PROBLEM ->
Repeat all of the material below exactly as written, images excluded.

[Stored dataset items]
·····
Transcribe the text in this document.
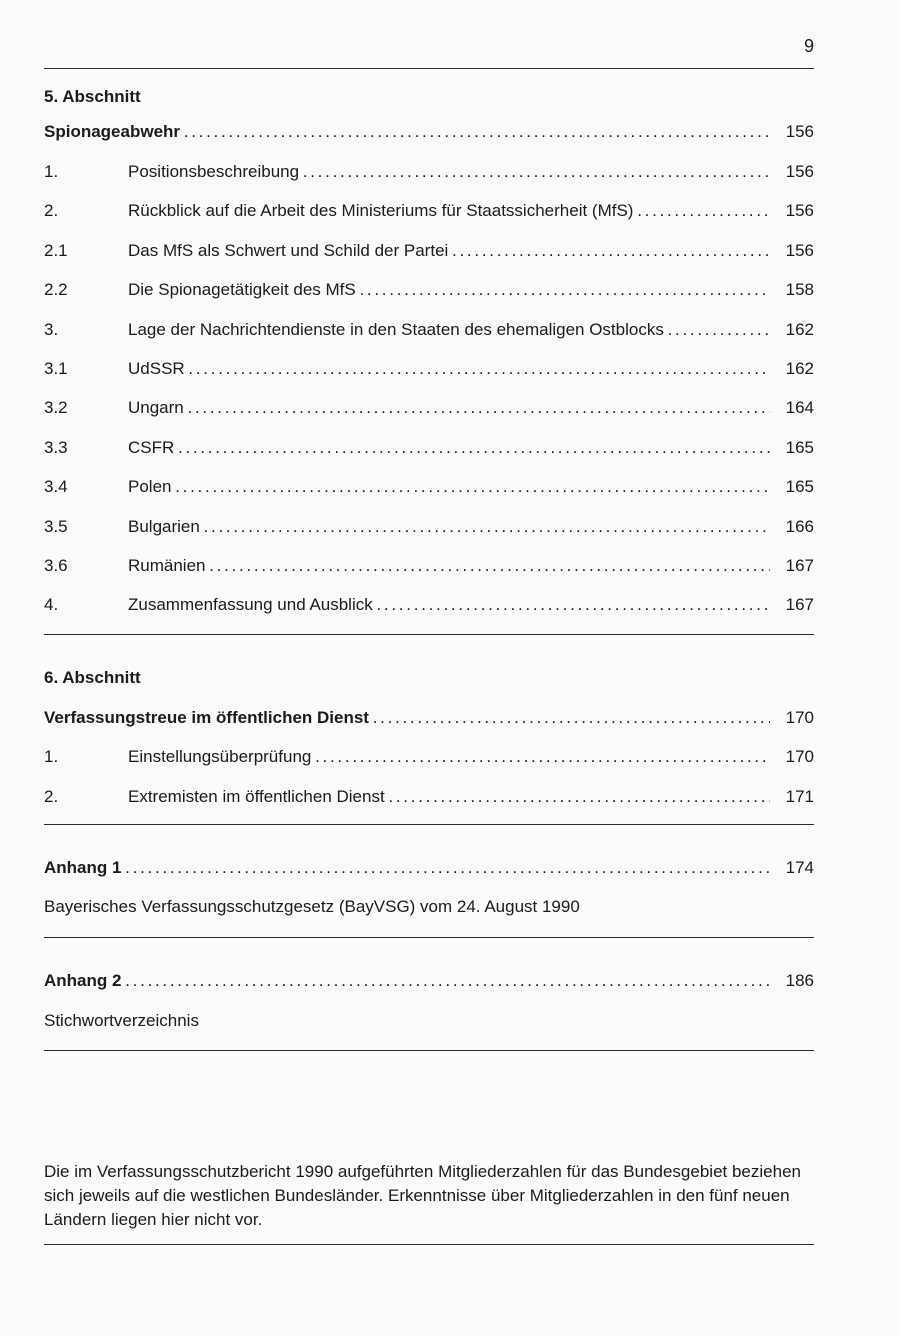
9
5. Abschnitt
Spionageabwehr . . .	156
1.	Positionsbeschreibung . . .	156
2.	Rückblick auf die Arbeit des Ministeriums für Staatssicherheit (MfS) . . .	156
2.1	Das MfS als Schwert und Schild der Partei . . .	156
2.2	Die Spionagetätigkeit des MfS . . .	158
3.	Lage der Nachrichtendienste in den Staaten des ehemaligen Ostblocks . . .	162
3.1	UdSSR . . .	162
3.2	Ungarn . . .	164
3.3	CSFR . . .	165
3.4	Polen . . .	165
3.5	Bulgarien . . .	166
3.6	Rumänien . . .	167
4.	Zusammenfassung und Ausblick . . .	167
6. Abschnitt
Verfassungstreue im öffentlichen Dienst . . .	170
1.	Einstellungsüberprüfung . . .	170
2.	Extremisten im öffentlichen Dienst . . .	171
Anhang 1 . . .	174
Bayerisches Verfassungsschutzgesetz (BayVSG) vom 24. August 1990
Anhang 2 . . .	186
Stichwortverzeichnis
Die im Verfassungsschutzbericht 1990 aufgeführten Mitgliederzahlen für das Bundesgebiet beziehen sich jeweils auf die westlichen Bundesländer. Erkenntnisse über Mitgliederzahlen in den fünf neuen Ländern liegen hier nicht vor.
·····
TASK ANSWER ->
Transcribe the text in this document.
9
5. Abschnitt
Spionageabwehr . . .	156
1.	Positionsbeschreibung . . .	156
2.	Rückblick auf die Arbeit des Ministeriums für Staatssicherheit (MfS) . . .	156
2.1	Das MfS als Schwert und Schild der Partei . . .	156
2.2	Die Spionagetätigkeit des MfS . . .	158
3.	Lage der Nachrichtendienste in den Staaten des ehemaligen Ostblocks . . .	162
3.1	UdSSR . . .	162
3.2	Ungarn . . .	164
3.3	CSFR . . .	165
3.4	Polen . . .	165
3.5	Bulgarien . . .	166
3.6	Rumänien . . .	167
4.	Zusammenfassung und Ausblick . . .	167
6. Abschnitt
Verfassungstreue im öffentlichen Dienst . . .	170
1.	Einstellungsüberprüfung . . .	170
2.	Extremisten im öffentlichen Dienst . . .	171
Anhang 1 . . .	174
Bayerisches Verfassungsschutzgesetz (BayVSG) vom 24. August 1990
Anhang 2 . . .	186
Stichwortverzeichnis
Die im Verfassungsschutzbericht 1990 aufgeführten Mitgliederzahlen für das Bundesgebiet beziehen sich jeweils auf die westlichen Bundesländer. Erkenntnisse über Mitgliederzahlen in den fünf neuen Ländern liegen hier nicht vor.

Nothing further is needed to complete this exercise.